GIVEN REQUEST
From the entries provided below, copy each line that contains the word "เกาหล".

[Collected data entries]
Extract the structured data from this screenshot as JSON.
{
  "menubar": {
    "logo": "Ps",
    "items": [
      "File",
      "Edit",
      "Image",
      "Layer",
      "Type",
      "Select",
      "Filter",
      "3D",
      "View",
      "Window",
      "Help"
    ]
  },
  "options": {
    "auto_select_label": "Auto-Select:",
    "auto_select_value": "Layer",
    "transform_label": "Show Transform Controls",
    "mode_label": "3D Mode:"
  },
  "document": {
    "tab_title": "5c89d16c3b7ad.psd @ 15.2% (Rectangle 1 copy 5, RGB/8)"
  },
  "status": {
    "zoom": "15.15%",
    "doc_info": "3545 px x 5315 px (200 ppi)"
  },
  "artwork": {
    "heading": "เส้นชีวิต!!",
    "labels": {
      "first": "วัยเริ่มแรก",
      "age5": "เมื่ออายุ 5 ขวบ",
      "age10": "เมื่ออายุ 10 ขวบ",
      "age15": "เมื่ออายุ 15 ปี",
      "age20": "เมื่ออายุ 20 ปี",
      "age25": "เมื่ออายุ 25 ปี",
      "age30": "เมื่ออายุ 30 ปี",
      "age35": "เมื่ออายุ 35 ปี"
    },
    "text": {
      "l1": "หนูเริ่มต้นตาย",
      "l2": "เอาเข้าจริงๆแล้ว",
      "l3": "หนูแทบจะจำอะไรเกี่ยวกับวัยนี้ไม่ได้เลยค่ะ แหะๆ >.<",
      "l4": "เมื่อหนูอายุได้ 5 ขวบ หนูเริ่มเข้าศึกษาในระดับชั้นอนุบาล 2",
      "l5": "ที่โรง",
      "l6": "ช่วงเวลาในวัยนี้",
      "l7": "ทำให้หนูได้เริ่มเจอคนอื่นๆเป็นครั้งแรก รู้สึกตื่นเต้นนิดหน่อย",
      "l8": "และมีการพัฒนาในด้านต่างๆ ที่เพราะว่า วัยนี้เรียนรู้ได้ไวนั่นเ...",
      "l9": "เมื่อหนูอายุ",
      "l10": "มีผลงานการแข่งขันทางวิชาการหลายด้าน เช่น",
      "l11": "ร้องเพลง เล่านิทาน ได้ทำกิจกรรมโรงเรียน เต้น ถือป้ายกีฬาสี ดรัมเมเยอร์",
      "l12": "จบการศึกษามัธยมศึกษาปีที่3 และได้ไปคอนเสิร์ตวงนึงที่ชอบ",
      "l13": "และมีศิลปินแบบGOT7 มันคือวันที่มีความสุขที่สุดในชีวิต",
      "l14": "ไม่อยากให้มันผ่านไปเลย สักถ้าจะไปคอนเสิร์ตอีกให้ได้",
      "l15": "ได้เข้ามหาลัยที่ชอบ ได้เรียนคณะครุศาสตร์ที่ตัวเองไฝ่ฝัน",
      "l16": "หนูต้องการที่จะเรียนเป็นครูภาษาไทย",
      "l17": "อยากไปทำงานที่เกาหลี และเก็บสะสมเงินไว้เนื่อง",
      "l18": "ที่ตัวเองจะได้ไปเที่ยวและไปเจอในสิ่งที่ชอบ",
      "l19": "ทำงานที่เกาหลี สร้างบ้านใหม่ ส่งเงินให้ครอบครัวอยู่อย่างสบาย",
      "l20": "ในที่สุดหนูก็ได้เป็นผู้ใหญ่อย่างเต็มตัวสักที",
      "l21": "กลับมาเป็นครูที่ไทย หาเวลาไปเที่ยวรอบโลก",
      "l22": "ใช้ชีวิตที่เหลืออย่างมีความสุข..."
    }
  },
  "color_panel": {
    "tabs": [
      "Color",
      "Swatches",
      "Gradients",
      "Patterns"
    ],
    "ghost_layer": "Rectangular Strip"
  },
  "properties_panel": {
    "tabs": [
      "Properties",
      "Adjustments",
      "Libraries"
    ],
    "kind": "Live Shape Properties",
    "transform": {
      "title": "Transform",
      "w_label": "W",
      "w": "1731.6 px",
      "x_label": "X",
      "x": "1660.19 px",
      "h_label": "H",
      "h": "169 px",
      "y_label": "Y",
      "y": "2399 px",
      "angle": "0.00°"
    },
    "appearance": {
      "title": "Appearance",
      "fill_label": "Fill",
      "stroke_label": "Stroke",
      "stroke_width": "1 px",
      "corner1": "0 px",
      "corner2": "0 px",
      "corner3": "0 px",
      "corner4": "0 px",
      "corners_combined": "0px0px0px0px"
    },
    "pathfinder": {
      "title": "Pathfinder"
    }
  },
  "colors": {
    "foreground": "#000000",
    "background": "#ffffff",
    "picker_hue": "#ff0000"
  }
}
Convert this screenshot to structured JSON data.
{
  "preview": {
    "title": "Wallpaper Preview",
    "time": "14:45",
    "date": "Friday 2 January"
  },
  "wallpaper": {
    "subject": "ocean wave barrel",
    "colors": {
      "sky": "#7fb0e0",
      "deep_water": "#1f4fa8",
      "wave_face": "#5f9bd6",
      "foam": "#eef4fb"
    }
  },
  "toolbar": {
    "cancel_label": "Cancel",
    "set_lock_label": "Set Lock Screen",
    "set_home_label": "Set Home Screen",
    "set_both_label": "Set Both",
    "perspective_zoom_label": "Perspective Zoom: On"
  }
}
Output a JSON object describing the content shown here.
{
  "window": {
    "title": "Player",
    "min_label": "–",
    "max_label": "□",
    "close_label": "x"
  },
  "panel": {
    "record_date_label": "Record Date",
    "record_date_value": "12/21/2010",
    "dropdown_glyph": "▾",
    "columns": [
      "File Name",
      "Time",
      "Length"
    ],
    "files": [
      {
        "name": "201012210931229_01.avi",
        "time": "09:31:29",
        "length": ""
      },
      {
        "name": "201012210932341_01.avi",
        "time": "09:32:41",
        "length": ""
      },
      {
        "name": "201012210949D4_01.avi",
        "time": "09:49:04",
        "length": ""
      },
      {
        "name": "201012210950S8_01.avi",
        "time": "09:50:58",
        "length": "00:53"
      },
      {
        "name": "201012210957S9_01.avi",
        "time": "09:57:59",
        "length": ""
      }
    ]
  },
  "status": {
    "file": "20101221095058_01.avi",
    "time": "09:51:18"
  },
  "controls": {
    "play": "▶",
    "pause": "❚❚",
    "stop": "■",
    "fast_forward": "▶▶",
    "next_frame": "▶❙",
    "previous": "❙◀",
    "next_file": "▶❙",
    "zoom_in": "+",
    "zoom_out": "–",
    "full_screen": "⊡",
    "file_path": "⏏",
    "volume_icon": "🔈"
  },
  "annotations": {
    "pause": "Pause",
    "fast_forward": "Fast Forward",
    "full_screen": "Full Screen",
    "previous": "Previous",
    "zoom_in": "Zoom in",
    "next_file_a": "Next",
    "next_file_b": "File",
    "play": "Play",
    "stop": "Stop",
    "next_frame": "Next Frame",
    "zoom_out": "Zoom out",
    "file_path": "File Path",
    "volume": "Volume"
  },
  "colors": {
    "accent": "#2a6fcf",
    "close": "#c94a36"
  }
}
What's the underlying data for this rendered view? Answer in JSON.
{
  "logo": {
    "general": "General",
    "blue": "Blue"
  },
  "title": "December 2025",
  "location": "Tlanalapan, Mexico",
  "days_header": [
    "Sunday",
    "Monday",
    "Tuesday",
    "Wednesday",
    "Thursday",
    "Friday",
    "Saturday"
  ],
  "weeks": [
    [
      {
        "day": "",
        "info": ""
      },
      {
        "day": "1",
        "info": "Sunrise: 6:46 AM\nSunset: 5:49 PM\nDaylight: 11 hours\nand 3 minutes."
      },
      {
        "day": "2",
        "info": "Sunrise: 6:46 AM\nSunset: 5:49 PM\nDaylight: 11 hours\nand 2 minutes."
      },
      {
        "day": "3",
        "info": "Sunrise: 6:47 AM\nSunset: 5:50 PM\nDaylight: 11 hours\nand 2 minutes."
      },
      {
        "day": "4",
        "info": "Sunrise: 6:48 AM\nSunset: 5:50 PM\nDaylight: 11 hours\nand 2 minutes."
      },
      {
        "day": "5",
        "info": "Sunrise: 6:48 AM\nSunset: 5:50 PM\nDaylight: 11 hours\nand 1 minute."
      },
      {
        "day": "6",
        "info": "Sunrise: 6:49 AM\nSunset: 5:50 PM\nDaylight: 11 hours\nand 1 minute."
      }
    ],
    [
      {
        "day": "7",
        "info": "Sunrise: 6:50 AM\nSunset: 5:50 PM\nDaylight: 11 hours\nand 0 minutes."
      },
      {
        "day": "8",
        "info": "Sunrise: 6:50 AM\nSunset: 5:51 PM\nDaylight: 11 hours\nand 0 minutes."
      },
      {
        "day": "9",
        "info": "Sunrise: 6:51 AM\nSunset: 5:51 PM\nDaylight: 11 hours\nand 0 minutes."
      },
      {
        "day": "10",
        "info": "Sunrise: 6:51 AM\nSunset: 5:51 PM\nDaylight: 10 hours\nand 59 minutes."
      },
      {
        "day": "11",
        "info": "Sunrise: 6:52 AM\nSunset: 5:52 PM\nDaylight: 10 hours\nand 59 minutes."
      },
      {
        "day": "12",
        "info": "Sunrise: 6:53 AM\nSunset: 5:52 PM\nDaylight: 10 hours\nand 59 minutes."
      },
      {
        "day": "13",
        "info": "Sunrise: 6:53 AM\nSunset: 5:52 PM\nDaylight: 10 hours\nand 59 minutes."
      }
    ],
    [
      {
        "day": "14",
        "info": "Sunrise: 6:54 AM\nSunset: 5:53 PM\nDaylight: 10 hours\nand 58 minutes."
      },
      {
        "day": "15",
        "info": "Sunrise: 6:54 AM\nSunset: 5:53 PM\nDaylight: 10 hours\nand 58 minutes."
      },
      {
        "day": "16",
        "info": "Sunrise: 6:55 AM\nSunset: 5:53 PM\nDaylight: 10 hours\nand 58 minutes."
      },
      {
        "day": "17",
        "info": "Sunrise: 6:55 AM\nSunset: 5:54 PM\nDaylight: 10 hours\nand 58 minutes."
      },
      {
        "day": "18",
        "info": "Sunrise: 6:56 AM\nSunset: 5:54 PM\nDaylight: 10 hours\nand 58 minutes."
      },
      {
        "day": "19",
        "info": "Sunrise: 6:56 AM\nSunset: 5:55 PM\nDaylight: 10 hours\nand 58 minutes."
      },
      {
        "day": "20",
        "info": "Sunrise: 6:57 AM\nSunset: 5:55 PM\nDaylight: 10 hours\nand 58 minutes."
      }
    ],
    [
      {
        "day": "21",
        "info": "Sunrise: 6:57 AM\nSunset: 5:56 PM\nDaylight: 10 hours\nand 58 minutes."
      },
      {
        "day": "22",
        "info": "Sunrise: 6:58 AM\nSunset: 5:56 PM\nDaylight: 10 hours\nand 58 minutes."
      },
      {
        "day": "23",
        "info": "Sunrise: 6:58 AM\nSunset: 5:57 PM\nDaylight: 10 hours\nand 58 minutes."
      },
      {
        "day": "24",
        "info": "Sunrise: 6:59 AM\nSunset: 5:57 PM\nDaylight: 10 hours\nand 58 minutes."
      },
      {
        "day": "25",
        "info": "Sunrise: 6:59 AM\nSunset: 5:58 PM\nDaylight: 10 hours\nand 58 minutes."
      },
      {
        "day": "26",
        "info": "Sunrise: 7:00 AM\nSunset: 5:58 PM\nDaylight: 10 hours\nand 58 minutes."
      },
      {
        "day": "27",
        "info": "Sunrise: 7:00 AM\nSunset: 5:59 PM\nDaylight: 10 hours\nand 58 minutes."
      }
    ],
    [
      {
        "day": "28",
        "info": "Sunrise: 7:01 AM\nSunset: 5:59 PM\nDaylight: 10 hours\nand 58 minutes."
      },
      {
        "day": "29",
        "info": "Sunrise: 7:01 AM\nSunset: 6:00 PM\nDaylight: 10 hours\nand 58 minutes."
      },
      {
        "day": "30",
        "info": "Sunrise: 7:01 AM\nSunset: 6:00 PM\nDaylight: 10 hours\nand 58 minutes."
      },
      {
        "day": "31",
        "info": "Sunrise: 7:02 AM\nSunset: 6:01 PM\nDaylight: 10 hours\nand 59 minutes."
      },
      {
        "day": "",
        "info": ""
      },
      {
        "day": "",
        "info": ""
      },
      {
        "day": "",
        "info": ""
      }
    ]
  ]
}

RESPONSE BELOW
      "l17": "อยากไปทำงานที่เกาหลี และเก็บสะสมเงินไว้เนื่อง",
      "l19": "ทำงานที่เกาหลี สร้างบ้านใหม่ ส่งเงินให้ครอบครัวอยู่อย่างสบาย",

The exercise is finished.